Records shown -
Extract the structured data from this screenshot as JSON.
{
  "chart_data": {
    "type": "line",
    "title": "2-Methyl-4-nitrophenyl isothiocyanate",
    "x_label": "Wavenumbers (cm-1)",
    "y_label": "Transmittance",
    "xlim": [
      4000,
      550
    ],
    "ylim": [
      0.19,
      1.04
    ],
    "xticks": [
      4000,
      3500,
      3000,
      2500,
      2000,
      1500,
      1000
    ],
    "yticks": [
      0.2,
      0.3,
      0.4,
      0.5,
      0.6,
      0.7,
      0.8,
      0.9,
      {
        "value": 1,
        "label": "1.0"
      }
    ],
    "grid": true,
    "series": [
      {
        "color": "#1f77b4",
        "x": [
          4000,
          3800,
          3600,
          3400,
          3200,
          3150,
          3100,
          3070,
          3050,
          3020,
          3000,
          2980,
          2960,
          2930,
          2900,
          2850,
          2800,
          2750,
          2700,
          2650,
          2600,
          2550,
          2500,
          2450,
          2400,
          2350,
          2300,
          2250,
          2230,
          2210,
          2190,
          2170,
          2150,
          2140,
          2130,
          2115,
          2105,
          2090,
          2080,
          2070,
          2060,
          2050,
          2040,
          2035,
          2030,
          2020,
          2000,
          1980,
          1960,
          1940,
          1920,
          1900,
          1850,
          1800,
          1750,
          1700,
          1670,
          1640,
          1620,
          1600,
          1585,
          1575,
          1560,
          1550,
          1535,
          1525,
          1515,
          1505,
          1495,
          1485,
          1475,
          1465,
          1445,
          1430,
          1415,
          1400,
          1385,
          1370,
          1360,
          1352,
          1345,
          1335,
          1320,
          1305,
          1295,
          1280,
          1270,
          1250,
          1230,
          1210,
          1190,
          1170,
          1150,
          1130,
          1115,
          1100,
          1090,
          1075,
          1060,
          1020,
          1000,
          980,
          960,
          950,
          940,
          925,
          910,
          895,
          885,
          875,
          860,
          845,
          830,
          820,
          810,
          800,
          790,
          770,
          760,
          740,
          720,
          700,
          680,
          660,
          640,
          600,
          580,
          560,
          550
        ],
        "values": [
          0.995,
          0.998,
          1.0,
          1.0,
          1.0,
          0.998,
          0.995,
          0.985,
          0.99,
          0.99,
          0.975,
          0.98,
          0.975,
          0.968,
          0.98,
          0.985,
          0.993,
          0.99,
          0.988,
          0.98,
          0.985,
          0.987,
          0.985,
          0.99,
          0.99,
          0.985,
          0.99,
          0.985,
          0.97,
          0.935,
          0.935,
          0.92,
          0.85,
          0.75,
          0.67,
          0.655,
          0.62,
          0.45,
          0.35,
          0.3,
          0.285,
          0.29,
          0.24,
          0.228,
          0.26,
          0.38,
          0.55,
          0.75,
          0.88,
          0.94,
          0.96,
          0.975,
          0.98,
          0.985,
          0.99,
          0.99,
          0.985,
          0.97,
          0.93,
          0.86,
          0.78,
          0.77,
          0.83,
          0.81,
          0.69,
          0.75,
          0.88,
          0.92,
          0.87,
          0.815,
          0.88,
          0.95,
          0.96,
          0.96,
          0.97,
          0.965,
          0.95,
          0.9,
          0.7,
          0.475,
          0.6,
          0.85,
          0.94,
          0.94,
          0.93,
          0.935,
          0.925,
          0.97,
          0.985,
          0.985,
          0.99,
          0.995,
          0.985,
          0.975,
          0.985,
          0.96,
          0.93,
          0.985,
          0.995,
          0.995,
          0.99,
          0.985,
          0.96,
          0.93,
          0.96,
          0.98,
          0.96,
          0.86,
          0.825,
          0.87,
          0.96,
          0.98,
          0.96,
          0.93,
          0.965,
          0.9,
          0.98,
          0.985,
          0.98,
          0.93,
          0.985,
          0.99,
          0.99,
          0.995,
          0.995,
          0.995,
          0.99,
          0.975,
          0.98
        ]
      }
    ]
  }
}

Short problem - Nothing in the data may differ; print all of it exactly as written.

Full response -
Extract the structured data from this screenshot as JSON.
{
  "chart_data": {
    "type": "line",
    "title": "2-Methyl-4-nitrophenyl isothiocyanate",
    "x_label": "Wavenumbers (cm-1)",
    "y_label": "Transmittance",
    "xlim": [
      4000,
      550
    ],
    "ylim": [
      0.19,
      1.04
    ],
    "xticks": [
      4000,
      3500,
      3000,
      2500,
      2000,
      1500,
      1000
    ],
    "yticks": [
      0.2,
      0.3,
      0.4,
      0.5,
      0.6,
      0.7,
      0.8,
      0.9,
      {
        "value": 1,
        "label": "1.0"
      }
    ],
    "grid": true,
    "series": [
      {
        "color": "#1f77b4",
        "x": [
          4000,
          3800,
          3600,
          3400,
          3200,
          3150,
          3100,
          3070,
          3050,
          3020,
          3000,
          2980,
          2960,
          2930,
          2900,
          2850,
          2800,
          2750,
          2700,
          2650,
          2600,
          2550,
          2500,
          2450,
          2400,
          2350,
          2300,
          2250,
          2230,
          2210,
          2190,
          2170,
          2150,
          2140,
          2130,
          2115,
          2105,
          2090,
          2080,
          2070,
          2060,
          2050,
          2040,
          2035,
          2030,
          2020,
          2000,
          1980,
          1960,
          1940,
          1920,
          1900,
          1850,
          1800,
          1750,
          1700,
          1670,
          1640,
          1620,
          1600,
          1585,
          1575,
          1560,
          1550,
          1535,
          1525,
          1515,
          1505,
          1495,
          1485,
          1475,
          1465,
          1445,
          1430,
          1415,
          1400,
          1385,
          1370,
          1360,
          1352,
          1345,
          1335,
          1320,
          1305,
          1295,
          1280,
          1270,
          1250,
          1230,
          1210,
          1190,
          1170,
          1150,
          1130,
          1115,
          1100,
          1090,
          1075,
          1060,
          1020,
          1000,
          980,
          960,
          950,
          940,
          925,
          910,
          895,
          885,
          875,
          860,
          845,
          830,
          820,
          810,
          800,
          790,
          770,
          760,
          740,
          720,
          700,
          680,
          660,
          640,
          600,
          580,
          560,
          550
        ],
        "values": [
          0.995,
          0.998,
          1.0,
          1.0,
          1.0,
          0.998,
          0.995,
          0.985,
          0.99,
          0.99,
          0.975,
          0.98,
          0.975,
          0.968,
          0.98,
          0.985,
          0.993,
          0.99,
          0.988,
          0.98,
          0.985,
          0.987,
          0.985,
          0.99,
          0.99,
          0.985,
          0.99,
          0.985,
          0.97,
          0.935,
          0.935,
          0.92,
          0.85,
          0.75,
          0.67,
          0.655,
          0.62,
          0.45,
          0.35,
          0.3,
          0.285,
          0.29,
          0.24,
          0.228,
          0.26,
          0.38,
          0.55,
          0.75,
          0.88,
          0.94,
          0.96,
          0.975,
          0.98,
          0.985,
          0.99,
          0.99,
          0.985,
          0.97,
          0.93,
          0.86,
          0.78,
          0.77,
          0.83,
          0.81,
          0.69,
          0.75,
          0.88,
          0.92,
          0.87,
          0.815,
          0.88,
          0.95,
          0.96,
          0.96,
          0.97,
          0.965,
          0.95,
          0.9,
          0.7,
          0.475,
          0.6,
          0.85,
          0.94,
          0.94,
          0.93,
          0.935,
          0.925,
          0.97,
          0.985,
          0.985,
          0.99,
          0.995,
          0.985,
          0.975,
          0.985,
          0.96,
          0.93,
          0.985,
          0.995,
          0.995,
          0.99,
          0.985,
          0.96,
          0.93,
          0.96,
          0.98,
          0.96,
          0.86,
          0.825,
          0.87,
          0.96,
          0.98,
          0.96,
          0.93,
          0.965,
          0.9,
          0.98,
          0.985,
          0.98,
          0.93,
          0.985,
          0.99,
          0.99,
          0.995,
          0.995,
          0.995,
          0.99,
          0.975,
          0.98
        ]
      }
    ]
  }
}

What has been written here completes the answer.